[Figure record listings]
* * *

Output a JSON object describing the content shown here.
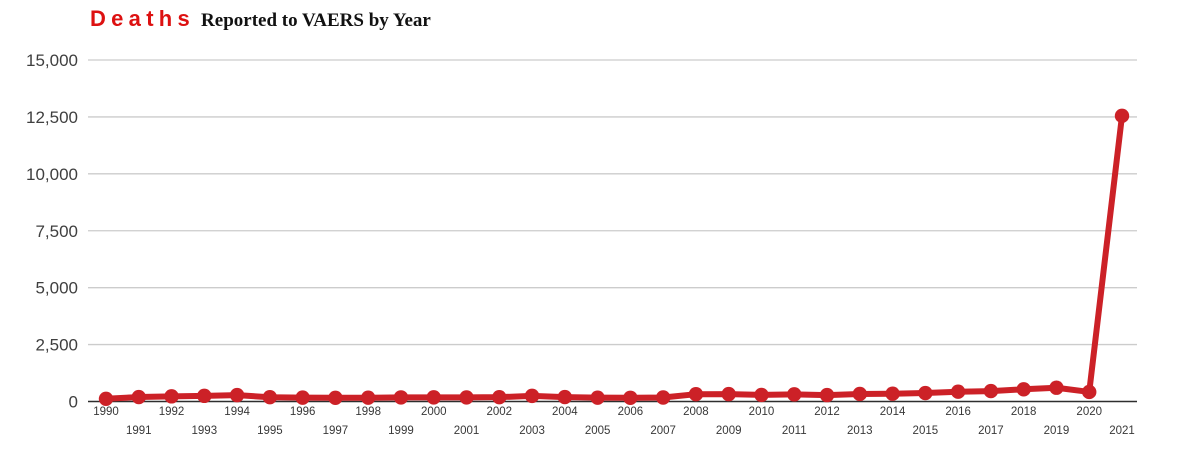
{
  "header": {
    "title_emphasis": "Deaths",
    "title_rest": "Reported to VAERS by Year"
  },
  "chart_data": {
    "type": "line",
    "title": "Deaths Reported to VAERS by Year",
    "title_emphasis": "Deaths",
    "title_rest": "Reported to VAERS by Year",
    "series_name": "Deaths",
    "x": [
      "1990",
      "1991",
      "1992",
      "1993",
      "1994",
      "1995",
      "1996",
      "1997",
      "1998",
      "1999",
      "2000",
      "2001",
      "2002",
      "2003",
      "2004",
      "2005",
      "2006",
      "2007",
      "2008",
      "2009",
      "2010",
      "2011",
      "2012",
      "2013",
      "2014",
      "2015",
      "2016",
      "2017",
      "2018",
      "2019",
      "2020",
      "2021"
    ],
    "values": [
      119,
      195,
      226,
      248,
      280,
      189,
      170,
      162,
      167,
      180,
      181,
      179,
      190,
      247,
      194,
      168,
      164,
      176,
      321,
      325,
      289,
      314,
      281,
      331,
      342,
      371,
      430,
      457,
      536,
      605,
      420,
      12548
    ],
    "ylim": [
      0,
      15000
    ],
    "yticks": [
      0,
      2500,
      5000,
      7500,
      10000,
      12500,
      15000
    ],
    "ytick_labels": [
      "0",
      "2,500",
      "5,000",
      "7,500",
      "10,000",
      "12,500",
      "15,000"
    ],
    "xlabel": "",
    "ylabel": "",
    "grid": "horizontal",
    "legend": "none",
    "colors": {
      "line": "#cc2127",
      "point": "#cc2127",
      "grid": "#cccccc",
      "axis": "#2e2e2e",
      "y_tick_text": "#3f3f3f",
      "x_tick_text": "#383838",
      "title_red": "#dd1111",
      "title_black": "#111111",
      "background": "#ffffff"
    }
  }
}
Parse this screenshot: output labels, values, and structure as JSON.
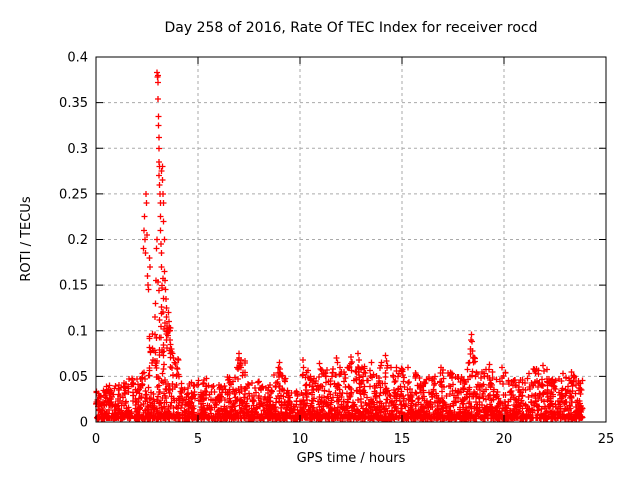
{
  "chart_data": {
    "type": "scatter",
    "title": "Day 258 of 2016, Rate Of TEC Index for receiver rocd",
    "xlabel": "GPS time / hours",
    "ylabel": "ROTI / TECUs",
    "xlim": [
      0,
      25
    ],
    "ylim": [
      0,
      0.4
    ],
    "xticks": [
      0,
      5,
      10,
      15,
      20,
      25
    ],
    "yticks": [
      0,
      0.05,
      0.1,
      0.15,
      0.2,
      0.25,
      0.3,
      0.35,
      0.4
    ],
    "grid": true,
    "legend": "none",
    "marker": {
      "shape": "plus",
      "color": "#ff0000",
      "size": 7
    },
    "series_name": "ROTI",
    "data_span_hours": [
      0.05,
      23.85
    ],
    "bands_format": "[x_start_hour, x_end_hour, typical_band_top_TECU, optional_points_per_hour]",
    "bands": [
      [
        0.0,
        0.5,
        0.035
      ],
      [
        0.5,
        1.0,
        0.04
      ],
      [
        1.0,
        1.6,
        0.045
      ],
      [
        1.6,
        2.2,
        0.048
      ],
      [
        2.2,
        2.6,
        0.055
      ],
      [
        2.6,
        3.0,
        0.1,
        140
      ],
      [
        3.0,
        3.35,
        0.16,
        170
      ],
      [
        3.35,
        3.7,
        0.11,
        150
      ],
      [
        3.7,
        4.1,
        0.07,
        130
      ],
      [
        4.1,
        5.0,
        0.045
      ],
      [
        5.0,
        5.6,
        0.048
      ],
      [
        5.6,
        6.4,
        0.042
      ],
      [
        6.4,
        6.9,
        0.05
      ],
      [
        6.9,
        7.3,
        0.068
      ],
      [
        7.3,
        8.0,
        0.045
      ],
      [
        8.0,
        8.7,
        0.042
      ],
      [
        8.7,
        9.3,
        0.055
      ],
      [
        9.3,
        10.1,
        0.035
      ],
      [
        10.1,
        10.4,
        0.06
      ],
      [
        10.4,
        11.0,
        0.05
      ],
      [
        11.0,
        11.5,
        0.058
      ],
      [
        11.5,
        12.2,
        0.062
      ],
      [
        12.2,
        12.8,
        0.068
      ],
      [
        12.8,
        13.2,
        0.062
      ],
      [
        13.2,
        13.9,
        0.058
      ],
      [
        13.9,
        14.5,
        0.068
      ],
      [
        14.5,
        15.1,
        0.06
      ],
      [
        15.1,
        16.0,
        0.055
      ],
      [
        16.0,
        16.8,
        0.05
      ],
      [
        16.8,
        17.5,
        0.055
      ],
      [
        17.5,
        18.2,
        0.05
      ],
      [
        18.2,
        18.6,
        0.075
      ],
      [
        18.6,
        19.4,
        0.058
      ],
      [
        19.4,
        20.1,
        0.055
      ],
      [
        20.1,
        21.2,
        0.048
      ],
      [
        21.2,
        22.1,
        0.058
      ],
      [
        22.1,
        23.0,
        0.048
      ],
      [
        23.0,
        23.5,
        0.052
      ],
      [
        23.5,
        23.85,
        0.046,
        160
      ]
    ],
    "peaks_format": "[hour, ROTI_TECU] explicit outlier points",
    "peaks": [
      [
        2.33,
        0.19
      ],
      [
        2.36,
        0.21
      ],
      [
        2.38,
        0.225
      ],
      [
        2.4,
        0.2
      ],
      [
        2.42,
        0.185
      ],
      [
        2.45,
        0.25
      ],
      [
        2.47,
        0.24
      ],
      [
        2.5,
        0.205
      ],
      [
        2.52,
        0.16
      ],
      [
        2.55,
        0.15
      ],
      [
        2.58,
        0.145
      ],
      [
        2.62,
        0.18
      ],
      [
        2.65,
        0.17
      ],
      [
        2.9,
        0.115
      ],
      [
        2.92,
        0.13
      ],
      [
        2.95,
        0.155
      ],
      [
        2.96,
        0.19
      ],
      [
        2.98,
        0.2
      ],
      [
        3.0,
        0.383
      ],
      [
        3.02,
        0.378
      ],
      [
        3.03,
        0.372
      ],
      [
        3.05,
        0.38
      ],
      [
        3.05,
        0.354
      ],
      [
        3.06,
        0.335
      ],
      [
        3.07,
        0.325
      ],
      [
        3.08,
        0.312
      ],
      [
        3.08,
        0.3
      ],
      [
        3.1,
        0.285
      ],
      [
        3.1,
        0.27
      ],
      [
        3.12,
        0.28
      ],
      [
        3.12,
        0.26
      ],
      [
        3.13,
        0.25
      ],
      [
        3.15,
        0.24
      ],
      [
        3.15,
        0.225
      ],
      [
        3.17,
        0.21
      ],
      [
        3.18,
        0.195
      ],
      [
        3.2,
        0.185
      ],
      [
        3.2,
        0.17
      ],
      [
        3.22,
        0.275
      ],
      [
        3.25,
        0.28
      ],
      [
        3.27,
        0.265
      ],
      [
        3.28,
        0.25
      ],
      [
        3.3,
        0.24
      ],
      [
        3.32,
        0.22
      ],
      [
        3.35,
        0.2
      ],
      [
        3.35,
        0.165
      ],
      [
        3.38,
        0.155
      ],
      [
        3.4,
        0.145
      ],
      [
        3.42,
        0.135
      ],
      [
        3.45,
        0.125
      ],
      [
        3.45,
        0.115
      ],
      [
        3.48,
        0.105
      ],
      [
        3.5,
        0.1
      ],
      [
        3.52,
        0.095
      ],
      [
        3.55,
        0.12
      ],
      [
        3.58,
        0.11
      ],
      [
        3.6,
        0.1
      ],
      [
        3.62,
        0.09
      ],
      [
        3.65,
        0.085
      ],
      [
        3.7,
        0.08
      ],
      [
        3.75,
        0.075
      ],
      [
        3.8,
        0.07
      ],
      [
        3.85,
        0.065
      ],
      [
        6.95,
        0.068
      ],
      [
        7.0,
        0.075
      ],
      [
        7.02,
        0.07
      ],
      [
        7.05,
        0.064
      ],
      [
        7.1,
        0.06
      ],
      [
        8.95,
        0.06
      ],
      [
        9.0,
        0.065
      ],
      [
        9.02,
        0.058
      ],
      [
        10.15,
        0.068
      ],
      [
        10.18,
        0.06
      ],
      [
        10.95,
        0.064
      ],
      [
        11.0,
        0.058
      ],
      [
        11.8,
        0.07
      ],
      [
        11.85,
        0.065
      ],
      [
        12.5,
        0.071
      ],
      [
        12.55,
        0.066
      ],
      [
        12.85,
        0.075
      ],
      [
        12.9,
        0.068
      ],
      [
        13.5,
        0.065
      ],
      [
        14.2,
        0.073
      ],
      [
        14.25,
        0.067
      ],
      [
        14.3,
        0.062
      ],
      [
        15.3,
        0.06
      ],
      [
        16.9,
        0.06
      ],
      [
        17.0,
        0.057
      ],
      [
        18.32,
        0.065
      ],
      [
        18.35,
        0.08
      ],
      [
        18.38,
        0.09
      ],
      [
        18.4,
        0.096
      ],
      [
        18.42,
        0.088
      ],
      [
        18.45,
        0.078
      ],
      [
        18.48,
        0.07
      ],
      [
        18.5,
        0.065
      ],
      [
        19.3,
        0.063
      ],
      [
        19.9,
        0.06
      ],
      [
        21.6,
        0.058
      ],
      [
        21.9,
        0.062
      ],
      [
        21.95,
        0.056
      ],
      [
        22.9,
        0.053
      ],
      [
        23.3,
        0.055
      ]
    ],
    "colors": {
      "points": "#ff0000",
      "axis": "#000000",
      "grid": "#aaaaaa",
      "background": "#ffffff",
      "text": "#000000"
    }
  }
}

* * *

* _Short problem_: Copy out each line of the material that holds the word "grid".

* _Reply to the task_:
    "grid": "horizontal",
      "grid": "#cccccc",
    "grid": true,
      "grid": "#aaaaaa",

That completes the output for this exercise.